====== MATERIAL PROVIDED ======

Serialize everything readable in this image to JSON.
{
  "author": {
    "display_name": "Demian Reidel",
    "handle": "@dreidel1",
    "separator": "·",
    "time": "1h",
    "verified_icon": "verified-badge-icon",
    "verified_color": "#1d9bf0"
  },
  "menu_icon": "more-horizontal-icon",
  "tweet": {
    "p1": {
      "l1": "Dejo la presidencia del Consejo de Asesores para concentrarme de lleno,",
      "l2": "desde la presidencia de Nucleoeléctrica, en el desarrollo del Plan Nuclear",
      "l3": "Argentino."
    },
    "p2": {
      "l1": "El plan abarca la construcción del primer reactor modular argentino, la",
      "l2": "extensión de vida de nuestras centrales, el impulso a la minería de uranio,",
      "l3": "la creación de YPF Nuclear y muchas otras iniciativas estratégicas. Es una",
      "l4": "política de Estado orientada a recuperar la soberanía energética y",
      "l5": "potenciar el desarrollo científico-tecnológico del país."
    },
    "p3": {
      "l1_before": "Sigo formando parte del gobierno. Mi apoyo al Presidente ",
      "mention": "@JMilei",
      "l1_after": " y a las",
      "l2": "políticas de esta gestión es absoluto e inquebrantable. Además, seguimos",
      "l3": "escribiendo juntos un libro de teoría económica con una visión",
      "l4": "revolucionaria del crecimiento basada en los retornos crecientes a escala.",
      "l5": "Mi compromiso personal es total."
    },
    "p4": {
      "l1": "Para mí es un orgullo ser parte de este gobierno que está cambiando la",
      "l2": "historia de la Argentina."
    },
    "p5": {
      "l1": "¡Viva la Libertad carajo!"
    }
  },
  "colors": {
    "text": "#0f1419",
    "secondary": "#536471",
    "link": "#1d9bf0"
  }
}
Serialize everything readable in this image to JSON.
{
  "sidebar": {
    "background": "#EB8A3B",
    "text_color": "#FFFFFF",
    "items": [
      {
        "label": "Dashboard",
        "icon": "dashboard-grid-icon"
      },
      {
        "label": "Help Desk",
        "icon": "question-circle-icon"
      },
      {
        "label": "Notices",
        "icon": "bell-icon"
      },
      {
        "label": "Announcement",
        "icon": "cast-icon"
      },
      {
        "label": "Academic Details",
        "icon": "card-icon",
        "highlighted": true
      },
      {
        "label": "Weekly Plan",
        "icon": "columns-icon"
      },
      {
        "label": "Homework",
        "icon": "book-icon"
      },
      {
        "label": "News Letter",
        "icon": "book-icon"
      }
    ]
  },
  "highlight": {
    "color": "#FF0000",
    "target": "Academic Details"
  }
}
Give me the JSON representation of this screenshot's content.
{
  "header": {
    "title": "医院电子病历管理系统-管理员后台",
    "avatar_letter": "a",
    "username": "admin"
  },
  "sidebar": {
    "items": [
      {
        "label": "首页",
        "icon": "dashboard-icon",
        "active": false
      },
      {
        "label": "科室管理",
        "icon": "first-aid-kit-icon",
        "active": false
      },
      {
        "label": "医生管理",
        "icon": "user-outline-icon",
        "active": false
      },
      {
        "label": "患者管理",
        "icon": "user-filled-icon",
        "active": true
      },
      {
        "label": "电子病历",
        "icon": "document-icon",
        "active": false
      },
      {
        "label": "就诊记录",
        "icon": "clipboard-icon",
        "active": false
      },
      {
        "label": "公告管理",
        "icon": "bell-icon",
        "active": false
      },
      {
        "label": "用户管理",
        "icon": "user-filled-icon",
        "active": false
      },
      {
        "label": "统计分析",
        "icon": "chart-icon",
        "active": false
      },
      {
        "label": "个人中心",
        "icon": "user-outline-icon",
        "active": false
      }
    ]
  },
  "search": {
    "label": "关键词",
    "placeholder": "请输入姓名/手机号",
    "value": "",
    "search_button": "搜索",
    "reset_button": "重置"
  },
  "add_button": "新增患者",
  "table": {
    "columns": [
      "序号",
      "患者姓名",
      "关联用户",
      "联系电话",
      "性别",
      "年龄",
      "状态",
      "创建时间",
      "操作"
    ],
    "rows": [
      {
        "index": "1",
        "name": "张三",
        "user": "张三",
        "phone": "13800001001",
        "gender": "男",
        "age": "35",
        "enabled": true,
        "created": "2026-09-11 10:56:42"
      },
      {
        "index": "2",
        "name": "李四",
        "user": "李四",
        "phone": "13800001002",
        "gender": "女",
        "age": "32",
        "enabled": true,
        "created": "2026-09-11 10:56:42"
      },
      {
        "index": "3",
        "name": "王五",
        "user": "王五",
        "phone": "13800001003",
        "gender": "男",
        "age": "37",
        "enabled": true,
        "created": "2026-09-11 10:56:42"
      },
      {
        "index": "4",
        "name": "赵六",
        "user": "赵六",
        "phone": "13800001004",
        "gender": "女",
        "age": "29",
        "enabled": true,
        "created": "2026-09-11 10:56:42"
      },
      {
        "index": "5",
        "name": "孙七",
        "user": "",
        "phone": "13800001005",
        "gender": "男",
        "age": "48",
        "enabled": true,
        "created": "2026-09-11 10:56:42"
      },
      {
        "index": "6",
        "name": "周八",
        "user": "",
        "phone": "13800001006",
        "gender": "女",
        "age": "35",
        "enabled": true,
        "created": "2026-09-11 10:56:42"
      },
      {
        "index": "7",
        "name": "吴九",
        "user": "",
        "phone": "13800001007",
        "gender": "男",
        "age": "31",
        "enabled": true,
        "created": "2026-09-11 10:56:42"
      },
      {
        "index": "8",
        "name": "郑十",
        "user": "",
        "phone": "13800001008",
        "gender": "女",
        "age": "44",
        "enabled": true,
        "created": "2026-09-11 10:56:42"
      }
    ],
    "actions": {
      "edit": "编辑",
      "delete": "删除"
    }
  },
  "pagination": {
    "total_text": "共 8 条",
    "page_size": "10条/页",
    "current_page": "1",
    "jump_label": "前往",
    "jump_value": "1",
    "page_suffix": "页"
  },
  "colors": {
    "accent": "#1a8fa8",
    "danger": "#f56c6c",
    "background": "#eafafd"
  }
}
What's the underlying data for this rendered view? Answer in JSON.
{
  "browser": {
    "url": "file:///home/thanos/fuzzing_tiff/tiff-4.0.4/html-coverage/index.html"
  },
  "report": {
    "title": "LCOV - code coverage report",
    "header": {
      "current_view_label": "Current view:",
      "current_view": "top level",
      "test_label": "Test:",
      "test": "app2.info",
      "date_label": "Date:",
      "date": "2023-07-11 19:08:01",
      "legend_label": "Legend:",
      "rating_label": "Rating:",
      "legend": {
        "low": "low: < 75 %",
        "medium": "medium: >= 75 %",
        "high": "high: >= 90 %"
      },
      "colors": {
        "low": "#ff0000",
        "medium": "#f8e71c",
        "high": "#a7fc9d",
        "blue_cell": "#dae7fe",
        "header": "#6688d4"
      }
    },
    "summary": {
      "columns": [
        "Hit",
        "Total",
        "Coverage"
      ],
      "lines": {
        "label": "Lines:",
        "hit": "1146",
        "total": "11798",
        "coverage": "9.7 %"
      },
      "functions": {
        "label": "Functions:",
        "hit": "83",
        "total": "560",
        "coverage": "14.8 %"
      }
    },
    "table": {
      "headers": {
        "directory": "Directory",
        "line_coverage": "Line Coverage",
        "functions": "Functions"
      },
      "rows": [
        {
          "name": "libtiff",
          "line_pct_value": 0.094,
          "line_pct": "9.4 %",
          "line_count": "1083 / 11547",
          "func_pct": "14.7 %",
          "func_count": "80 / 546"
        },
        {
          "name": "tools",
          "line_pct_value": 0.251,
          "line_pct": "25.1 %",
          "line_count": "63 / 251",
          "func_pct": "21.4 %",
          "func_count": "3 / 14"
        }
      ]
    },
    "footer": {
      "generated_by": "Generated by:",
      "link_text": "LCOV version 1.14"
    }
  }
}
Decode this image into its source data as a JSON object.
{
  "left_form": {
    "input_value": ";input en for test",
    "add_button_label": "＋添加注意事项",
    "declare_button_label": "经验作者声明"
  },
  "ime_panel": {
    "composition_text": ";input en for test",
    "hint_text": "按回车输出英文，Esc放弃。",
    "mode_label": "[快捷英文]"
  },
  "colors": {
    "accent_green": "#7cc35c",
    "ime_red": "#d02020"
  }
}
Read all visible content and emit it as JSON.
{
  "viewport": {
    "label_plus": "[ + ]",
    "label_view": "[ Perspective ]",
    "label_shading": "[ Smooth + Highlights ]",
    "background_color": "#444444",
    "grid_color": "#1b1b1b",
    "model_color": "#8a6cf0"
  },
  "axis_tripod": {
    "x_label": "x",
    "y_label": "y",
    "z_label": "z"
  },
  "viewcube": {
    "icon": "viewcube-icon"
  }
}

======

Find the line that contains "Decode this image". Repeat it and every line after it, exactly as written, up to and including the last line of the records above.

- **FULL SOLUTION**:
Decode this image into its source data as a JSON object.
{
  "left_form": {
    "input_value": ";input en for test",
    "add_button_label": "＋添加注意事项",
    "declare_button_label": "经验作者声明"
  },
  "ime_panel": {
    "composition_text": ";input en for test",
    "hint_text": "按回车输出英文，Esc放弃。",
    "mode_label": "[快捷英文]"
  },
  "colors": {
    "accent_green": "#7cc35c",
    "ime_red": "#d02020"
  }
}
Read all visible content and emit it as JSON.
{
  "viewport": {
    "label_plus": "[ + ]",
    "label_view": "[ Perspective ]",
    "label_shading": "[ Smooth + Highlights ]",
    "background_color": "#444444",
    "grid_color": "#1b1b1b",
    "model_color": "#8a6cf0"
  },
  "axis_tripod": {
    "x_label": "x",
    "y_label": "y",
    "z_label": "z"
  },
  "viewcube": {
    "icon": "viewcube-icon"
  }
}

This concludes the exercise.